[Raw records]
============================================================

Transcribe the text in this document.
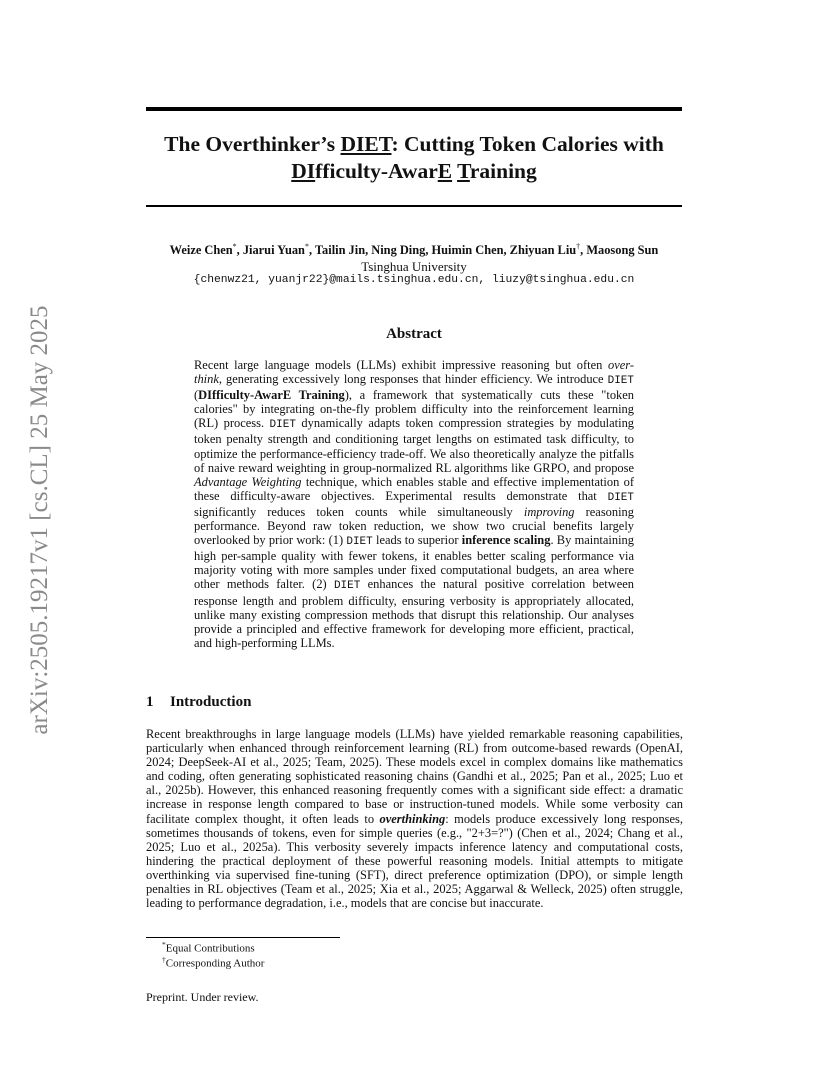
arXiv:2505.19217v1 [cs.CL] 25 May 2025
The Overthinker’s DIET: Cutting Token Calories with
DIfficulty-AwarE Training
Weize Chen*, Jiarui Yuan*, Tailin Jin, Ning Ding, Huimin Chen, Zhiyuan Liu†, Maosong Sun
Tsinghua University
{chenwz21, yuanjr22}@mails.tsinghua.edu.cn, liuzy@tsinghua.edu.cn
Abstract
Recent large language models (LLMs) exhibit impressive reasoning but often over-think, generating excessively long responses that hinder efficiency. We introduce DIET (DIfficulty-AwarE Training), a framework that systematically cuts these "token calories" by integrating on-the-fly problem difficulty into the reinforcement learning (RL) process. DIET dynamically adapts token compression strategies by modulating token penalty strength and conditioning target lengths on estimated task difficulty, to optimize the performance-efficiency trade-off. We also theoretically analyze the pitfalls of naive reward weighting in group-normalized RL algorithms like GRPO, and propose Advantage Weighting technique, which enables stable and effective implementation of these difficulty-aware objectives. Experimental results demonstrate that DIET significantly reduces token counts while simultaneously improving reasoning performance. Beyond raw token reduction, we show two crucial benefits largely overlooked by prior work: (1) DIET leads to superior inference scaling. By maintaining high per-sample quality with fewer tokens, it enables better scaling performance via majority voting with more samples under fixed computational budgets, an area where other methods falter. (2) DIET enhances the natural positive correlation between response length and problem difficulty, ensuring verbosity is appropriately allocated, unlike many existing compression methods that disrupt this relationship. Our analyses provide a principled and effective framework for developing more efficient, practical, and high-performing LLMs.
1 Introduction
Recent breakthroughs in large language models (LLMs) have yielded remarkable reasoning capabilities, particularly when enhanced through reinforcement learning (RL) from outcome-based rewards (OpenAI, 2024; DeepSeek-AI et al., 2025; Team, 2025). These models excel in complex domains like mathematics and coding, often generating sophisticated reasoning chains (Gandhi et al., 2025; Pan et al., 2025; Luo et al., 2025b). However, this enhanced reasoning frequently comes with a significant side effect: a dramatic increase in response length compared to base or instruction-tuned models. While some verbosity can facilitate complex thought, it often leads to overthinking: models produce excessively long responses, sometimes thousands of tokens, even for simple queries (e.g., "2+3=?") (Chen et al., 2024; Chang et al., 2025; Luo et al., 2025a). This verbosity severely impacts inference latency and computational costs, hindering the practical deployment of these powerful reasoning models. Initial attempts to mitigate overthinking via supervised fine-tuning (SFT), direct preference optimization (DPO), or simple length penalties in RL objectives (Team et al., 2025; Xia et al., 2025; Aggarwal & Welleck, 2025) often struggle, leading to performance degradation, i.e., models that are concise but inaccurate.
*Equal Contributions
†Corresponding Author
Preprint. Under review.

============================================================

### WHAT THE TASK REQUIRES
Retype every record above exactly as written, but leave out the pictures.

### SOLUTION TO THIS PROBLEM
Transcribe the text in this document.
arXiv:2505.19217v1 [cs.CL] 25 May 2025
The Overthinker’s DIET: Cutting Token Calories with
DIfficulty-AwarE Training
Weize Chen*, Jiarui Yuan*, Tailin Jin, Ning Ding, Huimin Chen, Zhiyuan Liu†, Maosong Sun
Tsinghua University
{chenwz21, yuanjr22}@mails.tsinghua.edu.cn, liuzy@tsinghua.edu.cn
Abstract
Recent large language models (LLMs) exhibit impressive reasoning but often over-think, generating excessively long responses that hinder efficiency. We introduce DIET (DIfficulty-AwarE Training), a framework that systematically cuts these "token calories" by integrating on-the-fly problem difficulty into the reinforcement learning (RL) process. DIET dynamically adapts token compression strategies by modulating token penalty strength and conditioning target lengths on estimated task difficulty, to optimize the performance-efficiency trade-off. We also theoretically analyze the pitfalls of naive reward weighting in group-normalized RL algorithms like GRPO, and propose Advantage Weighting technique, which enables stable and effective implementation of these difficulty-aware objectives. Experimental results demonstrate that DIET significantly reduces token counts while simultaneously improving reasoning performance. Beyond raw token reduction, we show two crucial benefits largely overlooked by prior work: (1) DIET leads to superior inference scaling. By maintaining high per-sample quality with fewer tokens, it enables better scaling performance via majority voting with more samples under fixed computational budgets, an area where other methods falter. (2) DIET enhances the natural positive correlation between response length and problem difficulty, ensuring verbosity is appropriately allocated, unlike many existing compression methods that disrupt this relationship. Our analyses provide a principled and effective framework for developing more efficient, practical, and high-performing LLMs.
1 Introduction
Recent breakthroughs in large language models (LLMs) have yielded remarkable reasoning capabilities, particularly when enhanced through reinforcement learning (RL) from outcome-based rewards (OpenAI, 2024; DeepSeek-AI et al., 2025; Team, 2025). These models excel in complex domains like mathematics and coding, often generating sophisticated reasoning chains (Gandhi et al., 2025; Pan et al., 2025; Luo et al., 2025b). However, this enhanced reasoning frequently comes with a significant side effect: a dramatic increase in response length compared to base or instruction-tuned models. While some verbosity can facilitate complex thought, it often leads to overthinking: models produce excessively long responses, sometimes thousands of tokens, even for simple queries (e.g., "2+3=?") (Chen et al., 2024; Chang et al., 2025; Luo et al., 2025a). This verbosity severely impacts inference latency and computational costs, hindering the practical deployment of these powerful reasoning models. Initial attempts to mitigate overthinking via supervised fine-tuning (SFT), direct preference optimization (DPO), or simple length penalties in RL objectives (Team et al., 2025; Xia et al., 2025; Aggarwal & Welleck, 2025) often struggle, leading to performance degradation, i.e., models that are concise but inaccurate.
*Equal Contributions
†Corresponding Author
Preprint. Under review.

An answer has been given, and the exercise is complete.